Recorded data
☆ ☆ ☆
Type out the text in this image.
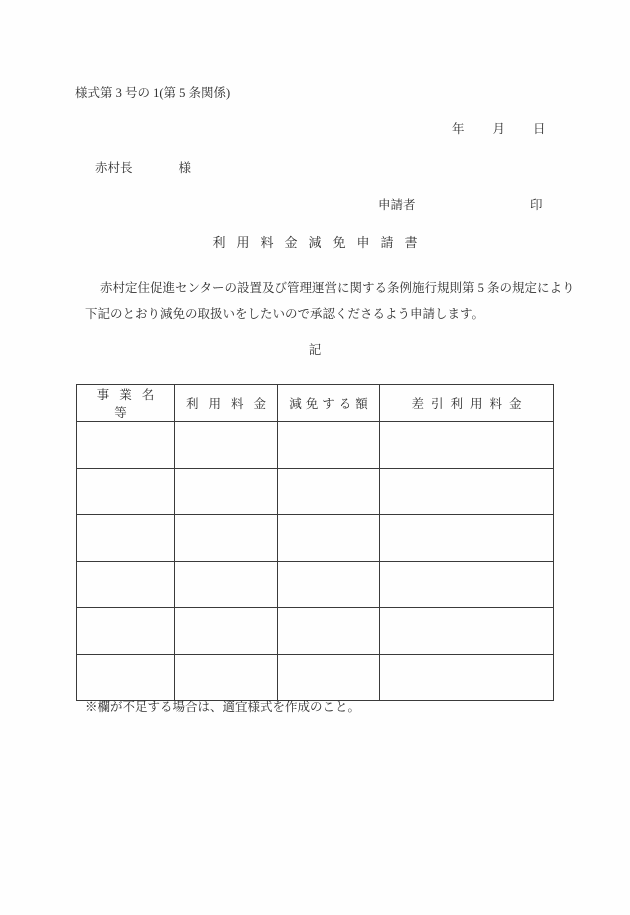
様式第 3 号の 1(第 5 条関係)
年 月 日
赤村長	様
申請者	印
利用料金減免申請書
赤村定住促進センターの設置及び管理運営に関する条例施行規則第 5 条の規定により
下記のとおり減免の取扱いをしたいので承認くださるよう申請します。
記
事業名等	利用料金	減免する額	差引利用料金

※欄が不足する場合は、適宜様式を作成のこと。
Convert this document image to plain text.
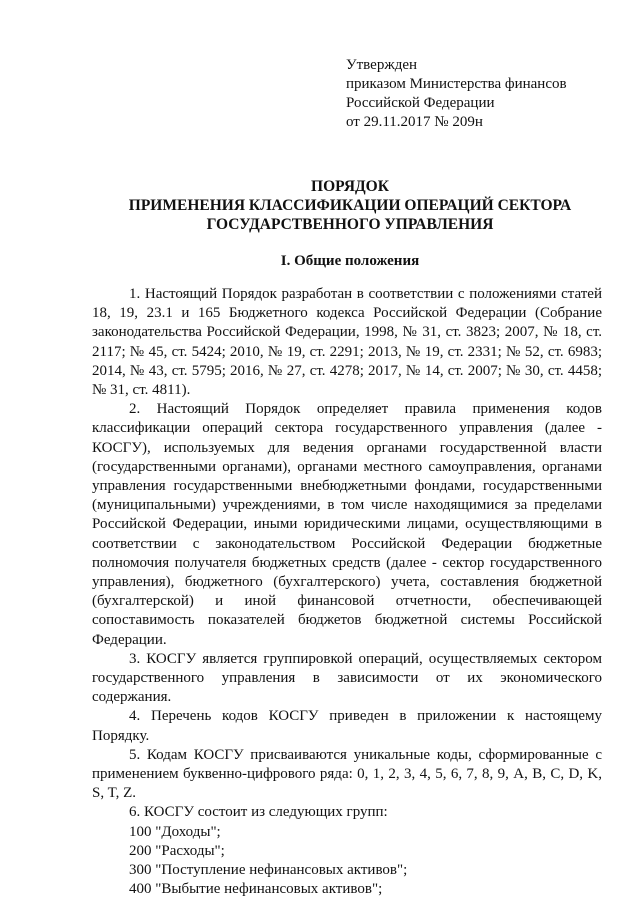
Утвержден
приказом Министерства финансов
Российской Федерации
от 29.11.2017 № 209н
ПОРЯДОК
ПРИМЕНЕНИЯ КЛАССИФИКАЦИИ ОПЕРАЦИЙ СЕКТОРА
ГОСУДАРСТВЕННОГО УПРАВЛЕНИЯ
I. Общие положения

1. Настоящий Порядок разработан в соответствии с положениями статей 18, 19, 23.1 и 165 Бюджетного кодекса Российской Федерации (Собрание законодательства Российской Федерации, 1998, № 31, ст. 3823; 2007, № 18, ст. 2117; № 45, ст. 5424; 2010, № 19, ст. 2291; 2013, № 19, ст. 2331; № 52, ст. 6983; 2014, № 43, ст. 5795; 2016, № 27, ст. 4278; 2017, № 14, ст. 2007; № 30, ст. 4458; № 31, ст. 4811).

2. Настоящий Порядок определяет правила применения кодов классификации операций сектора государственного управления (далее - КОСГУ), используемых для ведения органами государственной власти (государственными органами), органами местного самоуправления, органами управления государственными внебюджетными фондами, государственными (муниципальными) учреждениями, в том числе находящимися за пределами Российской Федерации, иными юридическими лицами, осуществляющими в соответствии с законодательством Российской Федерации бюджетные полномочия получателя бюджетных средств (далее - сектор государственного управления), бюджетного (бухгалтерского) учета, составления бюджетной (бухгалтерской) и иной финансовой отчетности, обеспечивающей сопоставимость показателей бюджетов бюджетной системы Российской Федерации.

3. КОСГУ является группировкой операций, осуществляемых сектором государственного управления в зависимости от их экономического содержания.

4. Перечень кодов КОСГУ приведен в приложении к настоящему Порядку.

5. Кодам КОСГУ присваиваются уникальные коды, сформированные с применением буквенно-цифрового ряда: 0, 1, 2, 3, 4, 5, 6, 7, 8, 9, A, B, C, D, K, S, T, Z.

6. КОСГУ состоит из следующих групп:

100 "Доходы";

200 "Расходы";

300 "Поступление нефинансовых активов";

400 "Выбытие нефинансовых активов";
☆ ☆ ☆
Reproduce every line exactly and omit all pictures.

Type out the text in this image.
様式第 3 号の 1(第 5 条関係)
年 月 日
赤村長	様
申請者	印
利用料金減免申請書
赤村定住促進センターの設置及び管理運営に関する条例施行規則第 5 条の規定により
下記のとおり減免の取扱いをしたいので承認くださるよう申請します。
記
事業名等	利用料金	減免する額	差引利用料金

※欄が不足する場合は、適宜様式を作成のこと。
Convert this document image to plain text.
Утвержден
приказом Министерства финансов
Российской Федерации
от 29.11.2017 № 209н
ПОРЯДОК
ПРИМЕНЕНИЯ КЛАССИФИКАЦИИ ОПЕРАЦИЙ СЕКТОРА
ГОСУДАРСТВЕННОГО УПРАВЛЕНИЯ
I. Общие положения

1. Настоящий Порядок разработан в соответствии с положениями статей 18, 19, 23.1 и 165 Бюджетного кодекса Российской Федерации (Собрание законодательства Российской Федерации, 1998, № 31, ст. 3823; 2007, № 18, ст. 2117; № 45, ст. 5424; 2010, № 19, ст. 2291; 2013, № 19, ст. 2331; № 52, ст. 6983; 2014, № 43, ст. 5795; 2016, № 27, ст. 4278; 2017, № 14, ст. 2007; № 30, ст. 4458; № 31, ст. 4811).

2. Настоящий Порядок определяет правила применения кодов классификации операций сектора государственного управления (далее - КОСГУ), используемых для ведения органами государственной власти (государственными органами), органами местного самоуправления, органами управления государственными внебюджетными фондами, государственными (муниципальными) учреждениями, в том числе находящимися за пределами Российской Федерации, иными юридическими лицами, осуществляющими в соответствии с законодательством Российской Федерации бюджетные полномочия получателя бюджетных средств (далее - сектор государственного управления), бюджетного (бухгалтерского) учета, составления бюджетной (бухгалтерской) и иной финансовой отчетности, обеспечивающей сопоставимость показателей бюджетов бюджетной системы Российской Федерации.

3. КОСГУ является группировкой операций, осуществляемых сектором государственного управления в зависимости от их экономического содержания.

4. Перечень кодов КОСГУ приведен в приложении к настоящему Порядку.

5. Кодам КОСГУ присваиваются уникальные коды, сформированные с применением буквенно-цифрового ряда: 0, 1, 2, 3, 4, 5, 6, 7, 8, 9, A, B, C, D, K, S, T, Z.

6. КОСГУ состоит из следующих групп:

100 "Доходы";

200 "Расходы";

300 "Поступление нефинансовых активов";

400 "Выбытие нефинансовых активов";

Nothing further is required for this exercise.